Material provided
######

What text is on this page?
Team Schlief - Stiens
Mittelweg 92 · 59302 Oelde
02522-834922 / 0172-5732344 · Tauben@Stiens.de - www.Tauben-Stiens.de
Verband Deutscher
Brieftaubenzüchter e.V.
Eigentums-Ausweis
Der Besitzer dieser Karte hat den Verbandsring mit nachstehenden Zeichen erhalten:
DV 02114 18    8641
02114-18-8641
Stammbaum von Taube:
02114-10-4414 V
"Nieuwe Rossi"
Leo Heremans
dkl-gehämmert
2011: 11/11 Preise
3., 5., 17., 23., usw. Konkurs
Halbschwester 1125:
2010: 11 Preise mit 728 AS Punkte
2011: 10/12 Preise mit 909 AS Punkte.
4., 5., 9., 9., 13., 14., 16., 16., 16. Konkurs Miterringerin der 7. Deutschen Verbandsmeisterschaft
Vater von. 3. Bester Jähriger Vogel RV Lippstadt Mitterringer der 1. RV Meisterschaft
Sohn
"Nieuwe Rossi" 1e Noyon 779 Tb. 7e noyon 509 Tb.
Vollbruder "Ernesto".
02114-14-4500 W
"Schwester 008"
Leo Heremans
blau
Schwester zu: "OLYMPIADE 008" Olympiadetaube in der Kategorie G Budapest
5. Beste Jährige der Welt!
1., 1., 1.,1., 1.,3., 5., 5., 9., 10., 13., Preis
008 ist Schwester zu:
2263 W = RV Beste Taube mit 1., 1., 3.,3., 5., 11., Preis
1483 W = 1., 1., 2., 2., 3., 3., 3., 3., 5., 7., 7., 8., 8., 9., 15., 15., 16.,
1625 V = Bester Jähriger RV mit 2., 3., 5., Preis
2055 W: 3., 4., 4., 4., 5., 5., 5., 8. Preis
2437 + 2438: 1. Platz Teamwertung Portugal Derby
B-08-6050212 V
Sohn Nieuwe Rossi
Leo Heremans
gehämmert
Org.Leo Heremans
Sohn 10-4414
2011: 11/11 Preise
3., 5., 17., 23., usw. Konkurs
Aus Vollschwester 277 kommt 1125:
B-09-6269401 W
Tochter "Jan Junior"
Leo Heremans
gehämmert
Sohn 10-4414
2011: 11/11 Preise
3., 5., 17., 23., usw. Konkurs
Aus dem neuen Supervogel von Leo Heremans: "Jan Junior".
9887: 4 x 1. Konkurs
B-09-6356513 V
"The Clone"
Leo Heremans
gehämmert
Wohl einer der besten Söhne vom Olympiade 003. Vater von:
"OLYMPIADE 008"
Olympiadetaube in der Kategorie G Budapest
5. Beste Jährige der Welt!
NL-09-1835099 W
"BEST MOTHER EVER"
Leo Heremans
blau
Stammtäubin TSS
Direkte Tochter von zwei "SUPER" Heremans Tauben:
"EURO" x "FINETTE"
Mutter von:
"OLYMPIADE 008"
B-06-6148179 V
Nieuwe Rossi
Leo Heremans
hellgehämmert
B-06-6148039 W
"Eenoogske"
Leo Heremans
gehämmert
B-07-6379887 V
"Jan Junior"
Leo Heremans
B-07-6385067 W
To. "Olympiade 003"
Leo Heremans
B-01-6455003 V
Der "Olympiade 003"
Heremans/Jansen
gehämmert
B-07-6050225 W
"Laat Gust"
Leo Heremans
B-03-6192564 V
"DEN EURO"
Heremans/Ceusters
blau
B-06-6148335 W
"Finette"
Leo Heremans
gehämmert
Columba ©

######

Instruction
Your task is to report how many lines of the material include the string "Junior". Give the number and no other words.

Output below
3